> [Objective]:
Edit the rows from the first one through the line containing "chapter-number: 11: [107, 1919, 143, 1960]" so that "page-number" becomes "page-ref", leaving everything else unchanged. Return only those rows.

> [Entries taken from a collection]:
* start *

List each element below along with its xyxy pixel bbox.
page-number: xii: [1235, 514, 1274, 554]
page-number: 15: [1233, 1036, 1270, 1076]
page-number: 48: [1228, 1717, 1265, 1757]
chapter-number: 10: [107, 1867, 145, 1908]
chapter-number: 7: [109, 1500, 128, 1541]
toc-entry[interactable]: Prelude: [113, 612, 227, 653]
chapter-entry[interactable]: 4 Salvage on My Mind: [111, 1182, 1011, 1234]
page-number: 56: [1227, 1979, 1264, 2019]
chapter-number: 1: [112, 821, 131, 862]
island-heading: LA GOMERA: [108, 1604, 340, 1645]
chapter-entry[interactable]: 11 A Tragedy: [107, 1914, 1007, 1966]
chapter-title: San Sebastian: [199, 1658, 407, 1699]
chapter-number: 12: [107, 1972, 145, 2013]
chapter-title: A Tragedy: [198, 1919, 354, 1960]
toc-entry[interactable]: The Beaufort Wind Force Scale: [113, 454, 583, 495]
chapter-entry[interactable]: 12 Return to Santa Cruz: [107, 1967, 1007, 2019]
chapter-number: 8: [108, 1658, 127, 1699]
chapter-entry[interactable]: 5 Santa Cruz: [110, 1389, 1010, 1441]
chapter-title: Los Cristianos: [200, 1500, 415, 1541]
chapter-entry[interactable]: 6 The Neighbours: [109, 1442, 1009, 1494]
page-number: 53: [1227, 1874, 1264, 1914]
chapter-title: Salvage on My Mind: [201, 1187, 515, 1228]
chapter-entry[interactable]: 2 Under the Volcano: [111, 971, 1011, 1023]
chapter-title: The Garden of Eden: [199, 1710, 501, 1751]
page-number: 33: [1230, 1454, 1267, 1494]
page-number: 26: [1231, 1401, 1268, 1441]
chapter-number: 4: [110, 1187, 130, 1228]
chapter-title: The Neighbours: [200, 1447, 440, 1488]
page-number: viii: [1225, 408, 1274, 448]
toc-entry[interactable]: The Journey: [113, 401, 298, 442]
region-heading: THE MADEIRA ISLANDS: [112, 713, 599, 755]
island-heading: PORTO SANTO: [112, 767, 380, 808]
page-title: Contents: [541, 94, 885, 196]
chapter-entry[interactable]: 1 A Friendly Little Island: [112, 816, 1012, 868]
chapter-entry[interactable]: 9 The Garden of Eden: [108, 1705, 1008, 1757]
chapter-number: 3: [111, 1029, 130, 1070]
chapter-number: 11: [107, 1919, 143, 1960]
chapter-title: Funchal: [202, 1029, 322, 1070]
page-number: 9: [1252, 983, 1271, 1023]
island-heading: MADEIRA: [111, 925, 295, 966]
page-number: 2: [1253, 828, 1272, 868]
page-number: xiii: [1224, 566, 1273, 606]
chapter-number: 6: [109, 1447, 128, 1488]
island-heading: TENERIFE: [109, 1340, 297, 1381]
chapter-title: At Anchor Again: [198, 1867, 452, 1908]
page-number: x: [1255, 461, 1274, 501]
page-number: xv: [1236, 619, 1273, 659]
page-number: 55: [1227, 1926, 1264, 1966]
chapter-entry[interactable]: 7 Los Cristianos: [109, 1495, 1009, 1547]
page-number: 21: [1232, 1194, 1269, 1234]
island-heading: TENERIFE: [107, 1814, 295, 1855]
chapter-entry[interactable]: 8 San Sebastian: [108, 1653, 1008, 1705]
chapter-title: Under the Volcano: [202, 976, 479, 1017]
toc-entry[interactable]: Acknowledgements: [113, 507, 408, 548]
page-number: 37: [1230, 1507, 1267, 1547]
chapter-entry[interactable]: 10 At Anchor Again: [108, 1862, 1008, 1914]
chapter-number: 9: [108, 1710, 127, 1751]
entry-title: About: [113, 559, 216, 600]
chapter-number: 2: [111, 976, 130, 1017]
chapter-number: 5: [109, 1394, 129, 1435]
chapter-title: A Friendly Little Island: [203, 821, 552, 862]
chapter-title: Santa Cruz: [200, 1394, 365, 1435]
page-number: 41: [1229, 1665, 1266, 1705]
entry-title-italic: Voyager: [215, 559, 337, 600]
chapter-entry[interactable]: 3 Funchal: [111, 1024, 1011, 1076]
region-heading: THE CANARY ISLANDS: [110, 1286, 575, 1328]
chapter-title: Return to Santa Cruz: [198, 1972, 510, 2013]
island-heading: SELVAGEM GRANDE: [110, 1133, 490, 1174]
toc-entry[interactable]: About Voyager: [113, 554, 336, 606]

* end *

> [Task result]:
List each element below along with its xyxy pixel bbox.
page-ref: xii: [1235, 514, 1274, 554]
page-ref: 15: [1233, 1036, 1270, 1076]
page-ref: 48: [1228, 1717, 1265, 1757]
chapter-number: 10: [107, 1867, 145, 1908]
chapter-number: 7: [109, 1500, 128, 1541]
toc-entry[interactable]: Prelude: [113, 612, 227, 653]
chapter-entry[interactable]: 4 Salvage on My Mind: [111, 1182, 1011, 1234]
page-ref: 56: [1227, 1979, 1264, 2019]
chapter-number: 1: [112, 821, 131, 862]
island-heading: LA GOMERA: [108, 1604, 340, 1645]
chapter-entry[interactable]: 11 A Tragedy: [107, 1914, 1007, 1966]
chapter-title: San Sebastian: [199, 1658, 407, 1699]
chapter-number: 12: [107, 1972, 145, 2013]
chapter-title: A Tragedy: [198, 1919, 354, 1960]
toc-entry[interactable]: The Beaufort Wind Force Scale: [113, 454, 583, 495]
chapter-entry[interactable]: 12 Return to Santa Cruz: [107, 1967, 1007, 2019]
chapter-number: 8: [108, 1658, 127, 1699]
chapter-entry[interactable]: 5 Santa Cruz: [110, 1389, 1010, 1441]
chapter-title: Los Cristianos: [200, 1500, 415, 1541]
chapter-entry[interactable]: 6 The Neighbours: [109, 1442, 1009, 1494]
page-ref: 53: [1227, 1874, 1264, 1914]
chapter-title: Salvage on My Mind: [201, 1187, 515, 1228]
chapter-entry[interactable]: 2 Under the Volcano: [111, 971, 1011, 1023]
chapter-title: The Garden of Eden: [199, 1710, 501, 1751]
page-ref: 33: [1230, 1454, 1267, 1494]
page-ref: 26: [1231, 1401, 1268, 1441]
chapter-number: 4: [110, 1187, 130, 1228]
chapter-title: The Neighbours: [200, 1447, 440, 1488]
page-ref: viii: [1225, 408, 1274, 448]
toc-entry[interactable]: The Journey: [113, 401, 298, 442]
region-heading: THE MADEIRA ISLANDS: [112, 713, 599, 755]
island-heading: PORTO SANTO: [112, 767, 380, 808]
page-title: Contents: [541, 94, 885, 196]
chapter-entry[interactable]: 1 A Friendly Little Island: [112, 816, 1012, 868]
chapter-entry[interactable]: 9 The Garden of Eden: [108, 1705, 1008, 1757]
chapter-number: 3: [111, 1029, 130, 1070]
chapter-number: 11: [107, 1919, 143, 1960]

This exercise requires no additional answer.